— Extracted data entries —
— START —
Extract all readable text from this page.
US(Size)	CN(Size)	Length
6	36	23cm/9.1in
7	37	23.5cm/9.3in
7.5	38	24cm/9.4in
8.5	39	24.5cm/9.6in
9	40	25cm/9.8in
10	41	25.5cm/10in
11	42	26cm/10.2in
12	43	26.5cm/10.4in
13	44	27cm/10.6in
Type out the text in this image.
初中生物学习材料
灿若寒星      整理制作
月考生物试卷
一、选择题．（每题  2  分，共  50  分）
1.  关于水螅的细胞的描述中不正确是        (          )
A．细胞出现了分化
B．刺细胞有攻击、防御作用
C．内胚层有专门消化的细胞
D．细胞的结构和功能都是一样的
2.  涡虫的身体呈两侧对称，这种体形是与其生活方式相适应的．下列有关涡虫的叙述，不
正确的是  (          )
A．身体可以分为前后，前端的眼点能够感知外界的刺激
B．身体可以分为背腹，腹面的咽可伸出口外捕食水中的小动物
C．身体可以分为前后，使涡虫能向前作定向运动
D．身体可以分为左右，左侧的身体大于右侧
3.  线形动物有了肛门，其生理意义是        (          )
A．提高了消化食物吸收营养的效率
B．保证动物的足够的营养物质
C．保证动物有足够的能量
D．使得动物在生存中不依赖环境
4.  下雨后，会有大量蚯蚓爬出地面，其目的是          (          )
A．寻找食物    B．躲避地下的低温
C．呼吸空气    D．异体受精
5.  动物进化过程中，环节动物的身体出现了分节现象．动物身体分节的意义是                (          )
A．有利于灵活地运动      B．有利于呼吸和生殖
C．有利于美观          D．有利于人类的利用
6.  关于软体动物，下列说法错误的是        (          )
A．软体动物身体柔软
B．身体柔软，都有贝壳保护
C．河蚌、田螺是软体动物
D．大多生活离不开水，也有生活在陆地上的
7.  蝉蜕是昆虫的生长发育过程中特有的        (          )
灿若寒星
— END —
— Directions —
Reproduce the data, keeping every line exactly the same.

— Final answer —
Extract all readable text from this page.
US(Size)	CN(Size)	Length
6	36	23cm/9.1in
7	37	23.5cm/9.3in
7.5	38	24cm/9.4in
8.5	39	24.5cm/9.6in
9	40	25cm/9.8in
10	41	25.5cm/10in
11	42	26cm/10.2in
12	43	26.5cm/10.4in
13	44	27cm/10.6in
Type out the text in this image.
初中生物学习材料
灿若寒星      整理制作
月考生物试卷
一、选择题．（每题  2  分，共  50  分）
1.  关于水螅的细胞的描述中不正确是        (          )
A．细胞出现了分化
B．刺细胞有攻击、防御作用
C．内胚层有专门消化的细胞
D．细胞的结构和功能都是一样的
2.  涡虫的身体呈两侧对称，这种体形是与其生活方式相适应的．下列有关涡虫的叙述，不
正确的是  (          )
A．身体可以分为前后，前端的眼点能够感知外界的刺激
B．身体可以分为背腹，腹面的咽可伸出口外捕食水中的小动物
C．身体可以分为前后，使涡虫能向前作定向运动
D．身体可以分为左右，左侧的身体大于右侧
3.  线形动物有了肛门，其生理意义是        (          )
A．提高了消化食物吸收营养的效率
B．保证动物的足够的营养物质
C．保证动物有足够的能量
D．使得动物在生存中不依赖环境
4.  下雨后，会有大量蚯蚓爬出地面，其目的是          (          )
A．寻找食物    B．躲避地下的低温
C．呼吸空气    D．异体受精
5.  动物进化过程中，环节动物的身体出现了分节现象．动物身体分节的意义是                (          )
A．有利于灵活地运动      B．有利于呼吸和生殖
C．有利于美观          D．有利于人类的利用
6.  关于软体动物，下列说法错误的是        (          )
A．软体动物身体柔软
B．身体柔软，都有贝壳保护
C．河蚌、田螺是软体动物
D．大多生活离不开水，也有生活在陆地上的
7.  蝉蜕是昆虫的生长发育过程中特有的        (          )
灿若寒星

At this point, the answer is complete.